### Prompt
Track down each line below containing the string "correspondence" and copy it.

%%

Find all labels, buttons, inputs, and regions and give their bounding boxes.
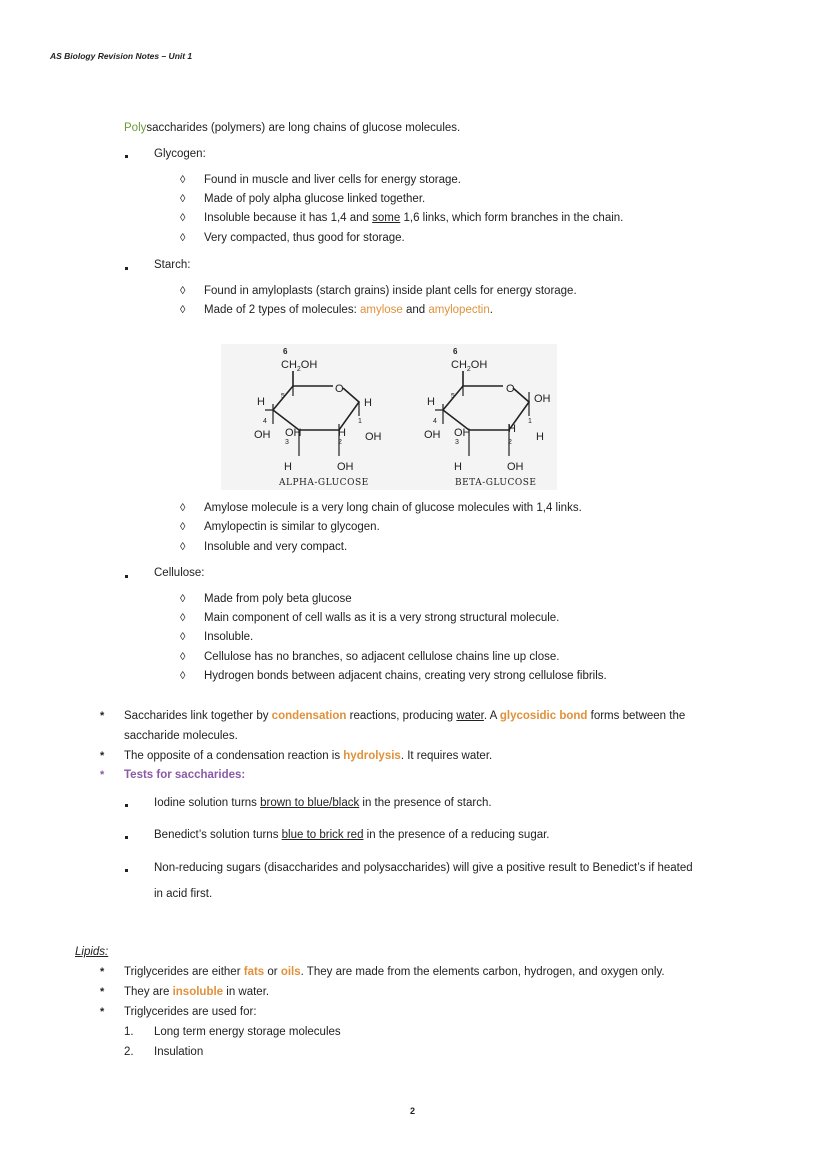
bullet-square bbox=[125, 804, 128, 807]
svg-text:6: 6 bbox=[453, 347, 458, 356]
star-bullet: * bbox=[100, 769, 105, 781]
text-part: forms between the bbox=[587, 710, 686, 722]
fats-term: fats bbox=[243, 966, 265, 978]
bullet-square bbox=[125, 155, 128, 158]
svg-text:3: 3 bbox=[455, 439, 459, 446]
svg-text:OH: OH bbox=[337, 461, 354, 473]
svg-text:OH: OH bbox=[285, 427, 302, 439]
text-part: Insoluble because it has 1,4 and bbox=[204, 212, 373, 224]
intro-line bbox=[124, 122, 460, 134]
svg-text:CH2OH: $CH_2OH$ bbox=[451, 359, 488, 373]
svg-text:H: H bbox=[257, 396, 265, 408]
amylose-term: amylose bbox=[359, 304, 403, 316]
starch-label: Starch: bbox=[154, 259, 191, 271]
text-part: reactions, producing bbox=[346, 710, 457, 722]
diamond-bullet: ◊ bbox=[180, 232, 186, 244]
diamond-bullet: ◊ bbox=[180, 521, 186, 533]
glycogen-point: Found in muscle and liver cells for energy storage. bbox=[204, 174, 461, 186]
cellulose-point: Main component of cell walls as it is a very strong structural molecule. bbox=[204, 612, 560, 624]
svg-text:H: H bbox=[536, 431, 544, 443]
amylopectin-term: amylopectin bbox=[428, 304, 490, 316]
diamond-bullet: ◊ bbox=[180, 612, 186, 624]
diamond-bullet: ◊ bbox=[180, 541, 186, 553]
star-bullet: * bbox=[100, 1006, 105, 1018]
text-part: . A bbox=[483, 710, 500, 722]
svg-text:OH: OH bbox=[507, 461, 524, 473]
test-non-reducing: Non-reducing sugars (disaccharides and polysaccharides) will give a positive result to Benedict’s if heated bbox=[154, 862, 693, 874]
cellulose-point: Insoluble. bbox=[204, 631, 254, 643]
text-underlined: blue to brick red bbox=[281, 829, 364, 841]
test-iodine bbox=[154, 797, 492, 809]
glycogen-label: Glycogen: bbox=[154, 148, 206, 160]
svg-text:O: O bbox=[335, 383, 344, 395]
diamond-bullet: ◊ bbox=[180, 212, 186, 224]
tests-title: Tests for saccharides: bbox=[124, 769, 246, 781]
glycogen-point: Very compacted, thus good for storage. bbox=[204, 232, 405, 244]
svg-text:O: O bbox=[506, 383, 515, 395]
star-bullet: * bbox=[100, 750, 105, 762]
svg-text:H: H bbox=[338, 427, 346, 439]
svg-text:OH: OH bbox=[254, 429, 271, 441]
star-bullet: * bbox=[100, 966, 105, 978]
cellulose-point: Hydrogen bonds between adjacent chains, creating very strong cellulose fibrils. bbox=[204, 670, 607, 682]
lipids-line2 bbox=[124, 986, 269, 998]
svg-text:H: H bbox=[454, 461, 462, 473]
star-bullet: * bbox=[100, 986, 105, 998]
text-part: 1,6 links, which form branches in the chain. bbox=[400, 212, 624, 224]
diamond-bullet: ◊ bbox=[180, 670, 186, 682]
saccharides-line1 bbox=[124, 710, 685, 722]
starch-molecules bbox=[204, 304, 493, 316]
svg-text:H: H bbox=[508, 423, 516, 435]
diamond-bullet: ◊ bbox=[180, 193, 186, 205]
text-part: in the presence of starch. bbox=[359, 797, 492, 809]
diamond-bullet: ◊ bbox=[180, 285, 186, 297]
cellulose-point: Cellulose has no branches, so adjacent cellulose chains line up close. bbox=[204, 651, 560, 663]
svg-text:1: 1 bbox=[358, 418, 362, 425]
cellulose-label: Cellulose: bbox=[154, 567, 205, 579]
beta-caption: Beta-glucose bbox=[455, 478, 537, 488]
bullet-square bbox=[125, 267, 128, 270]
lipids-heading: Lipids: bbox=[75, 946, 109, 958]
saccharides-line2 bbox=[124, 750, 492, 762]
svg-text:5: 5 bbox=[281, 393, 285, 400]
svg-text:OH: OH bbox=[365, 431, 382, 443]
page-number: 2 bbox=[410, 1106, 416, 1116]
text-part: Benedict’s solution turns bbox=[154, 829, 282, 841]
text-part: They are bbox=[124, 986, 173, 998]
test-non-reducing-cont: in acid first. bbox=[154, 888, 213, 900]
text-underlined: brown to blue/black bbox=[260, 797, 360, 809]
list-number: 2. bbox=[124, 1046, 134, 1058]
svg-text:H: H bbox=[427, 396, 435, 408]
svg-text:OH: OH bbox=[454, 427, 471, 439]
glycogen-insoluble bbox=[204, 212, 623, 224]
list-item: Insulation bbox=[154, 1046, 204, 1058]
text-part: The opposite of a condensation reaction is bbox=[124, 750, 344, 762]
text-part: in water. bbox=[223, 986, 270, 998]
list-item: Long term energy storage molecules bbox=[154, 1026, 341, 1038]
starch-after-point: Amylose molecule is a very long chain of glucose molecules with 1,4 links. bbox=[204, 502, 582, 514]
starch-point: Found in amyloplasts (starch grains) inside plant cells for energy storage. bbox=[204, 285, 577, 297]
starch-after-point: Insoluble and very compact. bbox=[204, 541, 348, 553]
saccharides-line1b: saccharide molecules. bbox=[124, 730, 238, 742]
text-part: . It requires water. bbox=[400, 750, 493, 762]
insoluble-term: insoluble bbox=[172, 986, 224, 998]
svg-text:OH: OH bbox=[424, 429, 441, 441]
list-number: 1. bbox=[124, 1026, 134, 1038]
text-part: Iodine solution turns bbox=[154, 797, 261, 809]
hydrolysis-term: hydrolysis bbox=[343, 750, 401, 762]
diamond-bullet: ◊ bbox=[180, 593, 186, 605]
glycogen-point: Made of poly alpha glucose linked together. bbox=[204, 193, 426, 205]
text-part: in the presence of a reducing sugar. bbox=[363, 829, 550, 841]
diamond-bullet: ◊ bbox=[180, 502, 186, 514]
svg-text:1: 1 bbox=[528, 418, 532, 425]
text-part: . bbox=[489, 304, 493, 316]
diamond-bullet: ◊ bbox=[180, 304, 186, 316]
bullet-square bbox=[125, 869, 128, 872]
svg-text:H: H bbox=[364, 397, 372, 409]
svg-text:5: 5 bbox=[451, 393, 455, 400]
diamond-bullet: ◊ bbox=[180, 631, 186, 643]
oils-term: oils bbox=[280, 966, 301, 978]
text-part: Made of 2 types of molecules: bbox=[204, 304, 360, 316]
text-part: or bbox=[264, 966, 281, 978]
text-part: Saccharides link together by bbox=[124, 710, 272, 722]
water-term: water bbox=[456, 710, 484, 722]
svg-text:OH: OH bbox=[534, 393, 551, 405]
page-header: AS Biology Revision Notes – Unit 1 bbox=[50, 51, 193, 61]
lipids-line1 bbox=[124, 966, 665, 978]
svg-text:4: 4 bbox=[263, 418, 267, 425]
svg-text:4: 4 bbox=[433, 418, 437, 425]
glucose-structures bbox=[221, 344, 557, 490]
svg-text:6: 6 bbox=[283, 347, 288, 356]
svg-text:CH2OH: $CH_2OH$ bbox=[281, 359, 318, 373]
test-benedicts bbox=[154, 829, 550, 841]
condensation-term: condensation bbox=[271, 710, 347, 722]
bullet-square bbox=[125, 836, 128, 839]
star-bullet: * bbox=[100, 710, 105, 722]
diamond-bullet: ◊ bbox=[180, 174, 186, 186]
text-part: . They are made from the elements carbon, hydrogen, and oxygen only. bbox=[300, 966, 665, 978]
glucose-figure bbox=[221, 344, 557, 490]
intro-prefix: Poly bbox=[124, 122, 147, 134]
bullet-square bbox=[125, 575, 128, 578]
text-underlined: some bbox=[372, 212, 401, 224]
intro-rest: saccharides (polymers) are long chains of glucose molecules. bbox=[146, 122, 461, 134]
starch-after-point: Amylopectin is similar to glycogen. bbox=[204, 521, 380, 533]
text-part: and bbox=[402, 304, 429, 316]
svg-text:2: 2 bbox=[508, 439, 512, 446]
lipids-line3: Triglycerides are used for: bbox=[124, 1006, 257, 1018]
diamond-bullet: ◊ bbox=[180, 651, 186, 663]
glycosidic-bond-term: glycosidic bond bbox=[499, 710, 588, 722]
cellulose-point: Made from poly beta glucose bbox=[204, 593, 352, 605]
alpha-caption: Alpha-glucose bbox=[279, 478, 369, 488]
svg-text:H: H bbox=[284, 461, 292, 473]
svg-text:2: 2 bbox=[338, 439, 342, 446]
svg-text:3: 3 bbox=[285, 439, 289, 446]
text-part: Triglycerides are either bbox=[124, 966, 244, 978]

%%
%%

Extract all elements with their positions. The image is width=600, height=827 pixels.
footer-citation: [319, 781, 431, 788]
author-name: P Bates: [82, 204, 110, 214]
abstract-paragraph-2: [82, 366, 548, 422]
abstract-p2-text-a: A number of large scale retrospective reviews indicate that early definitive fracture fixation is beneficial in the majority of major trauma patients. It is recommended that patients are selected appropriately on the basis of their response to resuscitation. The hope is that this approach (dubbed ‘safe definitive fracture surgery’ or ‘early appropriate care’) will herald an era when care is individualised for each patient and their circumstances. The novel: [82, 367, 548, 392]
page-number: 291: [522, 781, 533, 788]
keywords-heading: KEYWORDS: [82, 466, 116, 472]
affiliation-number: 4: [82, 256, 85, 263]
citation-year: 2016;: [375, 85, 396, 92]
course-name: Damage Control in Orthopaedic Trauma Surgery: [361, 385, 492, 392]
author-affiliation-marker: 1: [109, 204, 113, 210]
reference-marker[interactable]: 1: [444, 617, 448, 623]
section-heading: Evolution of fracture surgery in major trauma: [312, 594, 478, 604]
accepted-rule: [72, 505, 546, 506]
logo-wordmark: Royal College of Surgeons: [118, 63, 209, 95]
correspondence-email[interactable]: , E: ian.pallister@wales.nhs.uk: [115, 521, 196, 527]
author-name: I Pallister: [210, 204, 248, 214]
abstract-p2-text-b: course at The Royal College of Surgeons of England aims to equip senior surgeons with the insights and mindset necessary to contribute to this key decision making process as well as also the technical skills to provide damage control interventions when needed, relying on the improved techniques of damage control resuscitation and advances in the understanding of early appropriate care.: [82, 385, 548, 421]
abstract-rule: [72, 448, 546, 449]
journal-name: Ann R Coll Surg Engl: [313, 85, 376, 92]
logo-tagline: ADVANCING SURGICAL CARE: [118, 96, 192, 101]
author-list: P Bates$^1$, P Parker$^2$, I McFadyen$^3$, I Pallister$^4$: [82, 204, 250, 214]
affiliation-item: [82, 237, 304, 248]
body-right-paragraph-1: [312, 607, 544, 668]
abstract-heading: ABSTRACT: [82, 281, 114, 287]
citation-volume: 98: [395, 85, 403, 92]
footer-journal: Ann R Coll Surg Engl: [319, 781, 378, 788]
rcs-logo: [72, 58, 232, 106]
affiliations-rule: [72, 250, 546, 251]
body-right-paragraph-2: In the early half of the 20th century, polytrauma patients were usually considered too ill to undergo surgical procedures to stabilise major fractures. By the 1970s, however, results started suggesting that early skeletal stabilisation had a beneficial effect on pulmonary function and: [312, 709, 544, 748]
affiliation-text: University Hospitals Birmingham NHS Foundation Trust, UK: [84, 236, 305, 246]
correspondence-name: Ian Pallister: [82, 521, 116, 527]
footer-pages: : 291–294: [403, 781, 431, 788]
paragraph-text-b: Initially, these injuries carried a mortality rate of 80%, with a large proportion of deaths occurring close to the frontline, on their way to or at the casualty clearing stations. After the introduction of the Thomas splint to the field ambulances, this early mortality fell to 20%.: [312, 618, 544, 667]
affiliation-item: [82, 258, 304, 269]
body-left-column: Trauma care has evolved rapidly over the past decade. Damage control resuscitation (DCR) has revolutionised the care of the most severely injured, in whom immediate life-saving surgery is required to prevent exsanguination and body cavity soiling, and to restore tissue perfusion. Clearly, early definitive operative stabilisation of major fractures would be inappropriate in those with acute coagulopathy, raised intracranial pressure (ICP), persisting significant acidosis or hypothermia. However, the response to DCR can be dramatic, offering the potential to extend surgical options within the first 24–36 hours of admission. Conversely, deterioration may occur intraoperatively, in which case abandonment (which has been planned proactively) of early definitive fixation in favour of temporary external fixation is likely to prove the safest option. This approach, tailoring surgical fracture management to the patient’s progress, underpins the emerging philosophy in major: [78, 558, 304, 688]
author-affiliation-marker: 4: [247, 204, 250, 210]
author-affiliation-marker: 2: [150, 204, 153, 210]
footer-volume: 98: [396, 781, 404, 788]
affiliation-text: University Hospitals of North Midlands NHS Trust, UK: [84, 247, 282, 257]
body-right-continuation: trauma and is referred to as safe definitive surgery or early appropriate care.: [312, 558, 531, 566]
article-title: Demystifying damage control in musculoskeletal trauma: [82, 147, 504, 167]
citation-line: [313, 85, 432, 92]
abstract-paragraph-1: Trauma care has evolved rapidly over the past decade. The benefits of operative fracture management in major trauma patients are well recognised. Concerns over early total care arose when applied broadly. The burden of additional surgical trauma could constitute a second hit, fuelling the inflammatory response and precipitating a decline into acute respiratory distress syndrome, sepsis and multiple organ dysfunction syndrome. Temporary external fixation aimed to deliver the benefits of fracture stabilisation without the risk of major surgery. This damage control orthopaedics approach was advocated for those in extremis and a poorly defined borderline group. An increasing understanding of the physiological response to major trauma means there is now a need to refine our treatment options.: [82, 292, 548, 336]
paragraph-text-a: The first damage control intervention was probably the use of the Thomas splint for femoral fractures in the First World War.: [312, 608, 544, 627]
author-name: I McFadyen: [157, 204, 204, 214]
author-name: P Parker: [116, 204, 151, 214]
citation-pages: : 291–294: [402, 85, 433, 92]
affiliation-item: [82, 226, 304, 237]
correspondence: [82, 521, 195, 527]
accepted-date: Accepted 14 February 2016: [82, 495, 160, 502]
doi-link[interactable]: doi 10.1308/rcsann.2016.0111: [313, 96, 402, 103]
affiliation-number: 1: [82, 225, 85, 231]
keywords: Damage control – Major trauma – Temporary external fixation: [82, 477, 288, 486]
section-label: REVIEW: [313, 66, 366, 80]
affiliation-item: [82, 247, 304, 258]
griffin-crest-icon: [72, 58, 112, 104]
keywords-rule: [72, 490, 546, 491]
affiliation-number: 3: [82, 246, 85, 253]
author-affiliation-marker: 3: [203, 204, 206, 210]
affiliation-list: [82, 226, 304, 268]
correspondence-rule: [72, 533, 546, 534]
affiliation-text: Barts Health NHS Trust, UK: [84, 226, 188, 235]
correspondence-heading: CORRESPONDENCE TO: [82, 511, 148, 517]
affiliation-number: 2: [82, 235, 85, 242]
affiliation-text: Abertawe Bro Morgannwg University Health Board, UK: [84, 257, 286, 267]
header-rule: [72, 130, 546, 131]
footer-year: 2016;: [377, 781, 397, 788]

%%

### Finished task
correspondence-email[interactable]: , E: ian.pallister@wales.nhs.uk: [115, 521, 196, 527]
correspondence-name: Ian Pallister: [82, 521, 116, 527]
correspondence: [82, 521, 195, 527]
correspondence-rule: [72, 533, 546, 534]
correspondence-heading: CORRESPONDENCE TO: [82, 511, 148, 517]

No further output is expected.